*** AVAILABLE DATA

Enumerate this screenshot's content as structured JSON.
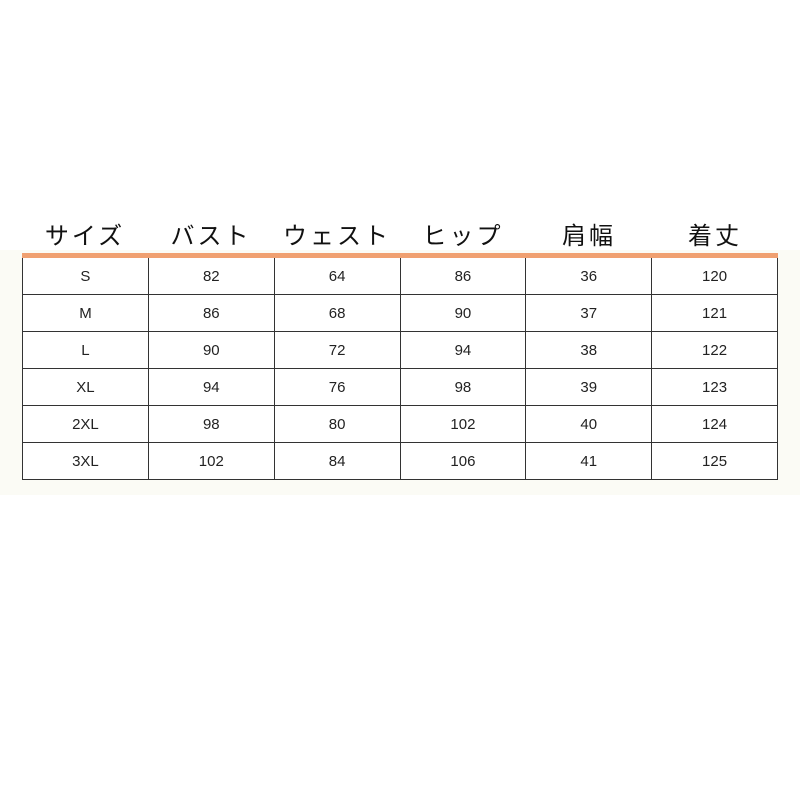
{
  "headers": [
    "サイズ",
    "バスト",
    "ウェスト",
    "ヒップ",
    "肩幅",
    "着丈"
  ],
  "accent_color": "#f0a070",
  "rows": [
    [
      "S",
      "82",
      "64",
      "86",
      "36",
      "120"
    ],
    [
      "M",
      "86",
      "68",
      "90",
      "37",
      "121"
    ],
    [
      "L",
      "90",
      "72",
      "94",
      "38",
      "122"
    ],
    [
      "XL",
      "94",
      "76",
      "98",
      "39",
      "123"
    ],
    [
      "2XL",
      "98",
      "80",
      "102",
      "40",
      "124"
    ],
    [
      "3XL",
      "102",
      "84",
      "106",
      "41",
      "125"
    ]
  ]
}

******

▶ [DIRECTIONS]
Each record above should be copied character for character, with pictures dropped.

▶ [WRITTEN SOLUTION]
Enumerate this screenshot's content as structured JSON.
{
  "headers": [
    "サイズ",
    "バスト",
    "ウェスト",
    "ヒップ",
    "肩幅",
    "着丈"
  ],
  "accent_color": "#f0a070",
  "rows": [
    [
      "S",
      "82",
      "64",
      "86",
      "36",
      "120"
    ],
    [
      "M",
      "86",
      "68",
      "90",
      "37",
      "121"
    ],
    [
      "L",
      "90",
      "72",
      "94",
      "38",
      "122"
    ],
    [
      "XL",
      "94",
      "76",
      "98",
      "39",
      "123"
    ],
    [
      "2XL",
      "98",
      "80",
      "102",
      "40",
      "124"
    ],
    [
      "3XL",
      "102",
      "84",
      "106",
      "41",
      "125"
    ]
  ]
}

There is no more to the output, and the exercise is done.